Instructions for the task
Reproduce the items below, substituting "banner" for every occurrence of "ribbon" and leaving everything else unchanged.

Coordinate annotation records
## START
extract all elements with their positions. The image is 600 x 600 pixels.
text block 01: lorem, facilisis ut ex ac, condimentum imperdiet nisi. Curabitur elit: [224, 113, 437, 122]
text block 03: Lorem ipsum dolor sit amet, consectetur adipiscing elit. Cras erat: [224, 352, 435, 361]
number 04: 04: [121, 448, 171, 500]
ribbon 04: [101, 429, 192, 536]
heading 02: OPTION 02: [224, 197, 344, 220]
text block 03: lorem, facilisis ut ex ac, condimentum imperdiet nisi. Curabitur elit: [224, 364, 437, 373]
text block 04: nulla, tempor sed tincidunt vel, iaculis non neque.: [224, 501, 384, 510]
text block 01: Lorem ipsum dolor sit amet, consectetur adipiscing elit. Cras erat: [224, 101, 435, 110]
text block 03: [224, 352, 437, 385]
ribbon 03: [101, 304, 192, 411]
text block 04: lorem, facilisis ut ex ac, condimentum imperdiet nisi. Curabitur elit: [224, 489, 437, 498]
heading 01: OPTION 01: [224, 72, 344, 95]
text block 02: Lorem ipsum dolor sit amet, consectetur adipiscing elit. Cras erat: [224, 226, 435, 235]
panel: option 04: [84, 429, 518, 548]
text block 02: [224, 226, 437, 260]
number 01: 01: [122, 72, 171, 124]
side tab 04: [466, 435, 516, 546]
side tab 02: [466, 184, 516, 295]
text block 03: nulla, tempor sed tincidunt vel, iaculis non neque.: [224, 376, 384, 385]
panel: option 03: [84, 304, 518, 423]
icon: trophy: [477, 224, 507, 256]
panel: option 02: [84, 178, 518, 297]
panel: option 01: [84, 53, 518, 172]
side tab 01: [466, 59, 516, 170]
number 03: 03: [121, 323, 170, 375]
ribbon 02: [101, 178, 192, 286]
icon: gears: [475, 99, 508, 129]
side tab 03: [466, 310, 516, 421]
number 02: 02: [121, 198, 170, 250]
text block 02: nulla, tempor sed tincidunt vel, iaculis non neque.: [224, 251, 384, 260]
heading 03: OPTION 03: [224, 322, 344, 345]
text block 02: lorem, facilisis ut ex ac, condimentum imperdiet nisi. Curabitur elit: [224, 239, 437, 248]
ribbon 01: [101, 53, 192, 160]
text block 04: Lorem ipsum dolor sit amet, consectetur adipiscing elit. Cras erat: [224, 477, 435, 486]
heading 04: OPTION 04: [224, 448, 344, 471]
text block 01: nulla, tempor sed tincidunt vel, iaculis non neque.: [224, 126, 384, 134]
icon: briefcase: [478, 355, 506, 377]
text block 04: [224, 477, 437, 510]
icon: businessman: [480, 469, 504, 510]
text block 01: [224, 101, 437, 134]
## END
Finished task
extract all elements with their positions. The image is 600 x 600 pixels.
text block 01: lorem, facilisis ut ex ac, condimentum imperdiet nisi. Curabitur elit: [224, 113, 437, 122]
text block 03: Lorem ipsum dolor sit amet, consectetur adipiscing elit. Cras erat: [224, 352, 435, 361]
number 04: 04: [121, 448, 171, 500]
banner 04: [101, 429, 192, 536]
heading 02: OPTION 02: [224, 197, 344, 220]
text block 03: lorem, facilisis ut ex ac, condimentum imperdiet nisi. Curabitur elit: [224, 364, 437, 373]
text block 04: nulla, tempor sed tincidunt vel, iaculis non neque.: [224, 501, 384, 510]
text block 01: Lorem ipsum dolor sit amet, consectetur adipiscing elit. Cras erat: [224, 101, 435, 110]
text block 03: [224, 352, 437, 385]
banner 03: [101, 304, 192, 411]
text block 04: lorem, facilisis ut ex ac, condimentum imperdiet nisi. Curabitur elit: [224, 489, 437, 498]
heading 01: OPTION 01: [224, 72, 344, 95]
text block 02: Lorem ipsum dolor sit amet, consectetur adipiscing elit. Cras erat: [224, 226, 435, 235]
panel: option 04: [84, 429, 518, 548]
text block 02: [224, 226, 437, 260]
number 01: 01: [122, 72, 171, 124]
side tab 04: [466, 435, 516, 546]
side tab 02: [466, 184, 516, 295]
text block 03: nulla, tempor sed tincidunt vel, iaculis non neque.: [224, 376, 384, 385]
panel: option 03: [84, 304, 518, 423]
icon: trophy: [477, 224, 507, 256]
panel: option 02: [84, 178, 518, 297]
panel: option 01: [84, 53, 518, 172]
side tab 01: [466, 59, 516, 170]
number 03: 03: [121, 323, 170, 375]
banner 02: [101, 178, 192, 286]
icon: gears: [475, 99, 508, 129]
side tab 03: [466, 310, 516, 421]
number 02: 02: [121, 198, 170, 250]
text block 02: nulla, tempor sed tincidunt vel, iaculis non neque.: [224, 251, 384, 260]
heading 03: OPTION 03: [224, 322, 344, 345]
text block 02: lorem, facilisis ut ex ac, condimentum imperdiet nisi. Curabitur elit: [224, 239, 437, 248]
banner 01: [101, 53, 192, 160]
text block 04: Lorem ipsum dolor sit amet, consectetur adipiscing elit. Cras erat: [224, 477, 435, 486]
heading 04: OPTION 04: [224, 448, 344, 471]
text block 01: nulla, tempor sed tincidunt vel, iaculis non neque.: [224, 126, 384, 134]
icon: briefcase: [478, 355, 506, 377]
text block 04: [224, 477, 437, 510]
icon: businessman: [480, 469, 504, 510]
text block 01: [224, 101, 437, 134]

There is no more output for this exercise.